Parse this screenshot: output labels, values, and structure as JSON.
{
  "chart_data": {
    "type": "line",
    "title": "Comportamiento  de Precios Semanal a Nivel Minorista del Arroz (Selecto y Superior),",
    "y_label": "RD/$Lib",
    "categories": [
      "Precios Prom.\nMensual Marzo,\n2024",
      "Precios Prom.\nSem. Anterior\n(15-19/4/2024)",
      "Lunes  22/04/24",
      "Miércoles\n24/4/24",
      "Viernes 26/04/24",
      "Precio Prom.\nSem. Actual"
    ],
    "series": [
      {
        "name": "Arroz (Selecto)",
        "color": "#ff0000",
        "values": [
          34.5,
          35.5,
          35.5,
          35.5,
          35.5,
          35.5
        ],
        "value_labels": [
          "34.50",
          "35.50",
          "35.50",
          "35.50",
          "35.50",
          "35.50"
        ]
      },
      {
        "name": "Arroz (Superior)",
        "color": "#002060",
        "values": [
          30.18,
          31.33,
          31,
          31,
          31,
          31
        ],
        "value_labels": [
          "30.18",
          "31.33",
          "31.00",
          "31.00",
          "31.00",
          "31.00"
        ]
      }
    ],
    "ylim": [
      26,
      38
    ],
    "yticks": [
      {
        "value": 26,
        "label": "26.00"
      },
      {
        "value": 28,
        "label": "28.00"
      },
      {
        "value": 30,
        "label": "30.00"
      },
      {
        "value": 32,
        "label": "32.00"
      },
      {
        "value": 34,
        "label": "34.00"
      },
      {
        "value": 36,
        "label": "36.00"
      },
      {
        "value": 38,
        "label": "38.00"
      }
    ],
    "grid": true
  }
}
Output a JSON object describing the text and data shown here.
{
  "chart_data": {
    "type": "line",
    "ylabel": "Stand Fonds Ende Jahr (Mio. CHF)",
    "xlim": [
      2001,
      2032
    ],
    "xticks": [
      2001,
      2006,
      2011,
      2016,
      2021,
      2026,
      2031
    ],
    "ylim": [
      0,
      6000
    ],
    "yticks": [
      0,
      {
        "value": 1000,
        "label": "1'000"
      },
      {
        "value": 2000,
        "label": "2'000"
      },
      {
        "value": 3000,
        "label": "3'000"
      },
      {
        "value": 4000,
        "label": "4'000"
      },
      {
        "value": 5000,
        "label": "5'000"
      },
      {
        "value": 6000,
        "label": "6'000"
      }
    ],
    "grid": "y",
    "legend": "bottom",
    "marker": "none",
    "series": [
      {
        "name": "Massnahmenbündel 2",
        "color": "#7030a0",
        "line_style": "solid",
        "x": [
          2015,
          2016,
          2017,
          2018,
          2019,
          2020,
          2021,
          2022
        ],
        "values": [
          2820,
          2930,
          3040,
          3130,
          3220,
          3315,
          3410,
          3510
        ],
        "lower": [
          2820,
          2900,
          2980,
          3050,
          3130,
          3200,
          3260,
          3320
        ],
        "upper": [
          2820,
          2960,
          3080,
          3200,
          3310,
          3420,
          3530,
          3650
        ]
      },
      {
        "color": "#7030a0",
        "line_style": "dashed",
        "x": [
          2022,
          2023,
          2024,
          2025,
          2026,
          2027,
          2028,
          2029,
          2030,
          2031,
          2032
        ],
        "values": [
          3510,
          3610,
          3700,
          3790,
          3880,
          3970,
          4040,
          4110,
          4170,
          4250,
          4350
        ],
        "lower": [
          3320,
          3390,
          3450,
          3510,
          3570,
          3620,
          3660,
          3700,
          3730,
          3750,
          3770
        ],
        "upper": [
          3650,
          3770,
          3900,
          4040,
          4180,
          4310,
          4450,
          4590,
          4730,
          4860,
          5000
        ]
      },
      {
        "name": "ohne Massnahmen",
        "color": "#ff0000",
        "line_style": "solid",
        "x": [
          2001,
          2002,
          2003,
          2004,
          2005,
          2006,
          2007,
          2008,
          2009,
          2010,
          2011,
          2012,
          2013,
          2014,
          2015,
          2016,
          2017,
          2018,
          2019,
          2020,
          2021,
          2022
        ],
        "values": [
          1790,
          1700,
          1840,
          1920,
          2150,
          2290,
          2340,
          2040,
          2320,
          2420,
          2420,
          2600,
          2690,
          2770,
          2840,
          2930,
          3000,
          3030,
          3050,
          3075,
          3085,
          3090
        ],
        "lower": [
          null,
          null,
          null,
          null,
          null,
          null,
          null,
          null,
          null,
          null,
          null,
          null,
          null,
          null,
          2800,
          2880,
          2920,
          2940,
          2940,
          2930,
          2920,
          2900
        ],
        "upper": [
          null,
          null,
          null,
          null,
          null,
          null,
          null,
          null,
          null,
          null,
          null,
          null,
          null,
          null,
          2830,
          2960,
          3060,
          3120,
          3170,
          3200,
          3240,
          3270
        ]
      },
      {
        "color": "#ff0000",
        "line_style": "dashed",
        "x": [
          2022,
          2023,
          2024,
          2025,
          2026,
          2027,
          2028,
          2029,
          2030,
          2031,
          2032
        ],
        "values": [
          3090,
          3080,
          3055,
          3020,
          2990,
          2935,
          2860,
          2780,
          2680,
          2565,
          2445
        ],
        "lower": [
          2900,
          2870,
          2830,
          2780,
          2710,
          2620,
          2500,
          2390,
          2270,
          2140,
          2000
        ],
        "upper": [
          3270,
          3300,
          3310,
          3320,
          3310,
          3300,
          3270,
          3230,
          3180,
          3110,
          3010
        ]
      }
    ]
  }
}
_ _ _ _ _
### Goal:
Write out all the data again, exactly as it appears.

### Right answer:
Parse this screenshot: output labels, values, and structure as JSON.
{
  "chart_data": {
    "type": "line",
    "title": "Comportamiento  de Precios Semanal a Nivel Minorista del Arroz (Selecto y Superior),",
    "y_label": "RD/$Lib",
    "categories": [
      "Precios Prom.\nMensual Marzo,\n2024",
      "Precios Prom.\nSem. Anterior\n(15-19/4/2024)",
      "Lunes  22/04/24",
      "Miércoles\n24/4/24",
      "Viernes 26/04/24",
      "Precio Prom.\nSem. Actual"
    ],
    "series": [
      {
        "name": "Arroz (Selecto)",
        "color": "#ff0000",
        "values": [
          34.5,
          35.5,
          35.5,
          35.5,
          35.5,
          35.5
        ],
        "value_labels": [
          "34.50",
          "35.50",
          "35.50",
          "35.50",
          "35.50",
          "35.50"
        ]
      },
      {
        "name": "Arroz (Superior)",
        "color": "#002060",
        "values": [
          30.18,
          31.33,
          31,
          31,
          31,
          31
        ],
        "value_labels": [
          "30.18",
          "31.33",
          "31.00",
          "31.00",
          "31.00",
          "31.00"
        ]
      }
    ],
    "ylim": [
      26,
      38
    ],
    "yticks": [
      {
        "value": 26,
        "label": "26.00"
      },
      {
        "value": 28,
        "label": "28.00"
      },
      {
        "value": 30,
        "label": "30.00"
      },
      {
        "value": 32,
        "label": "32.00"
      },
      {
        "value": 34,
        "label": "34.00"
      },
      {
        "value": 36,
        "label": "36.00"
      },
      {
        "value": 38,
        "label": "38.00"
      }
    ],
    "grid": true
  }
}
Output a JSON object describing the text and data shown here.
{
  "chart_data": {
    "type": "line",
    "ylabel": "Stand Fonds Ende Jahr (Mio. CHF)",
    "xlim": [
      2001,
      2032
    ],
    "xticks": [
      2001,
      2006,
      2011,
      2016,
      2021,
      2026,
      2031
    ],
    "ylim": [
      0,
      6000
    ],
    "yticks": [
      0,
      {
        "value": 1000,
        "label": "1'000"
      },
      {
        "value": 2000,
        "label": "2'000"
      },
      {
        "value": 3000,
        "label": "3'000"
      },
      {
        "value": 4000,
        "label": "4'000"
      },
      {
        "value": 5000,
        "label": "5'000"
      },
      {
        "value": 6000,
        "label": "6'000"
      }
    ],
    "grid": "y",
    "legend": "bottom",
    "marker": "none",
    "series": [
      {
        "name": "Massnahmenbündel 2",
        "color": "#7030a0",
        "line_style": "solid",
        "x": [
          2015,
          2016,
          2017,
          2018,
          2019,
          2020,
          2021,
          2022
        ],
        "values": [
          2820,
          2930,
          3040,
          3130,
          3220,
          3315,
          3410,
          3510
        ],
        "lower": [
          2820,
          2900,
          2980,
          3050,
          3130,
          3200,
          3260,
          3320
        ],
        "upper": [
          2820,
          2960,
          3080,
          3200,
          3310,
          3420,
          3530,
          3650
        ]
      },
      {
        "color": "#7030a0",
        "line_style": "dashed",
        "x": [
          2022,
          2023,
          2024,
          2025,
          2026,
          2027,
          2028,
          2029,
          2030,
          2031,
          2032
        ],
        "values": [
          3510,
          3610,
          3700,
          3790,
          3880,
          3970,
          4040,
          4110,
          4170,
          4250,
          4350
        ],
        "lower": [
          3320,
          3390,
          3450,
          3510,
          3570,
          3620,
          3660,
          3700,
          3730,
          3750,
          3770
        ],
        "upper": [
          3650,
          3770,
          3900,
          4040,
          4180,
          4310,
          4450,
          4590,
          4730,
          4860,
          5000
        ]
      },
      {
        "name": "ohne Massnahmen",
        "color": "#ff0000",
        "line_style": "solid",
        "x": [
          2001,
          2002,
          2003,
          2004,
          2005,
          2006,
          2007,
          2008,
          2009,
          2010,
          2011,
          2012,
          2013,
          2014,
          2015,
          2016,
          2017,
          2018,
          2019,
          2020,
          2021,
          2022
        ],
        "values": [
          1790,
          1700,
          1840,
          1920,
          2150,
          2290,
          2340,
          2040,
          2320,
          2420,
          2420,
          2600,
          2690,
          2770,
          2840,
          2930,
          3000,
          3030,
          3050,
          3075,
          3085,
          3090
        ],
        "lower": [
          null,
          null,
          null,
          null,
          null,
          null,
          null,
          null,
          null,
          null,
          null,
          null,
          null,
          null,
          2800,
          2880,
          2920,
          2940,
          2940,
          2930,
          2920,
          2900
        ],
        "upper": [
          null,
          null,
          null,
          null,
          null,
          null,
          null,
          null,
          null,
          null,
          null,
          null,
          null,
          null,
          2830,
          2960,
          3060,
          3120,
          3170,
          3200,
          3240,
          3270
        ]
      },
      {
        "color": "#ff0000",
        "line_style": "dashed",
        "x": [
          2022,
          2023,
          2024,
          2025,
          2026,
          2027,
          2028,
          2029,
          2030,
          2031,
          2032
        ],
        "values": [
          3090,
          3080,
          3055,
          3020,
          2990,
          2935,
          2860,
          2780,
          2680,
          2565,
          2445
        ],
        "lower": [
          2900,
          2870,
          2830,
          2780,
          2710,
          2620,
          2500,
          2390,
          2270,
          2140,
          2000
        ],
        "upper": [
          3270,
          3300,
          3310,
          3320,
          3310,
          3300,
          3270,
          3230,
          3180,
          3110,
          3010
        ]
      }
    ]
  }
}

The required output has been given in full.